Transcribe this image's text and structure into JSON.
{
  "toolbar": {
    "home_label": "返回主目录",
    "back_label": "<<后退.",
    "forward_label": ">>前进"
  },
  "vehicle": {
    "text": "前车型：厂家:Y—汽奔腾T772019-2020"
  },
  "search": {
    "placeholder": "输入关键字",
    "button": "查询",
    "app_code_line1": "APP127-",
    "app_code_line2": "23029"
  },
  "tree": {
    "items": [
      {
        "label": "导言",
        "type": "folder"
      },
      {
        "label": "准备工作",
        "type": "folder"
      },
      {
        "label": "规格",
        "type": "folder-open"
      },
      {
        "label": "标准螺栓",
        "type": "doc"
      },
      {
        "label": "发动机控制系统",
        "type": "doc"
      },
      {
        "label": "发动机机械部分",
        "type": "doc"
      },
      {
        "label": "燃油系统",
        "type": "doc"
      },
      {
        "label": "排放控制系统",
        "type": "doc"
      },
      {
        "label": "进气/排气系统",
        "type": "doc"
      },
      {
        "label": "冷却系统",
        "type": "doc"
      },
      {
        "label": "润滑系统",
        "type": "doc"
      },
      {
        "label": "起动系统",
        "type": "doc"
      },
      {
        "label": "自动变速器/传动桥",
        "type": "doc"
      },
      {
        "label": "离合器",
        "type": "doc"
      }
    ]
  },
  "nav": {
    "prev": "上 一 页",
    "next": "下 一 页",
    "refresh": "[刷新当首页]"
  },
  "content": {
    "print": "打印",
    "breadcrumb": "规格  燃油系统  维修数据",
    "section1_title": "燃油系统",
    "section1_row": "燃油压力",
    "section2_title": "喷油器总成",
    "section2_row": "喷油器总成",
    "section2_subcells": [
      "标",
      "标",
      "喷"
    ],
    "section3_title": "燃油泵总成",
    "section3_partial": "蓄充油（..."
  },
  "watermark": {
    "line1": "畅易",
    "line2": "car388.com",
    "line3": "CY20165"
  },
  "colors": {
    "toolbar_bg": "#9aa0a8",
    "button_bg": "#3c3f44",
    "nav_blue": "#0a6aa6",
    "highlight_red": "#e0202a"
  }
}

*SET PROBLEM*:
Recite the full listing above exactly.

*EXERCISE SOLUTION*:
Transcribe this image's text and structure into JSON.
{
  "toolbar": {
    "home_label": "返回主目录",
    "back_label": "<<后退.",
    "forward_label": ">>前进"
  },
  "vehicle": {
    "text": "前车型：厂家:Y—汽奔腾T772019-2020"
  },
  "search": {
    "placeholder": "输入关键字",
    "button": "查询",
    "app_code_line1": "APP127-",
    "app_code_line2": "23029"
  },
  "tree": {
    "items": [
      {
        "label": "导言",
        "type": "folder"
      },
      {
        "label": "准备工作",
        "type": "folder"
      },
      {
        "label": "规格",
        "type": "folder-open"
      },
      {
        "label": "标准螺栓",
        "type": "doc"
      },
      {
        "label": "发动机控制系统",
        "type": "doc"
      },
      {
        "label": "发动机机械部分",
        "type": "doc"
      },
      {
        "label": "燃油系统",
        "type": "doc"
      },
      {
        "label": "排放控制系统",
        "type": "doc"
      },
      {
        "label": "进气/排气系统",
        "type": "doc"
      },
      {
        "label": "冷却系统",
        "type": "doc"
      },
      {
        "label": "润滑系统",
        "type": "doc"
      },
      {
        "label": "起动系统",
        "type": "doc"
      },
      {
        "label": "自动变速器/传动桥",
        "type": "doc"
      },
      {
        "label": "离合器",
        "type": "doc"
      }
    ]
  },
  "nav": {
    "prev": "上 一 页",
    "next": "下 一 页",
    "refresh": "[刷新当首页]"
  },
  "content": {
    "print": "打印",
    "breadcrumb": "规格  燃油系统  维修数据",
    "section1_title": "燃油系统",
    "section1_row": "燃油压力",
    "section2_title": "喷油器总成",
    "section2_row": "喷油器总成",
    "section2_subcells": [
      "标",
      "标",
      "喷"
    ],
    "section3_title": "燃油泵总成",
    "section3_partial": "蓄充油（..."
  },
  "watermark": {
    "line1": "畅易",
    "line2": "car388.com",
    "line3": "CY20165"
  },
  "colors": {
    "toolbar_bg": "#9aa0a8",
    "button_bg": "#3c3f44",
    "nav_blue": "#0a6aa6",
    "highlight_red": "#e0202a"
  }
}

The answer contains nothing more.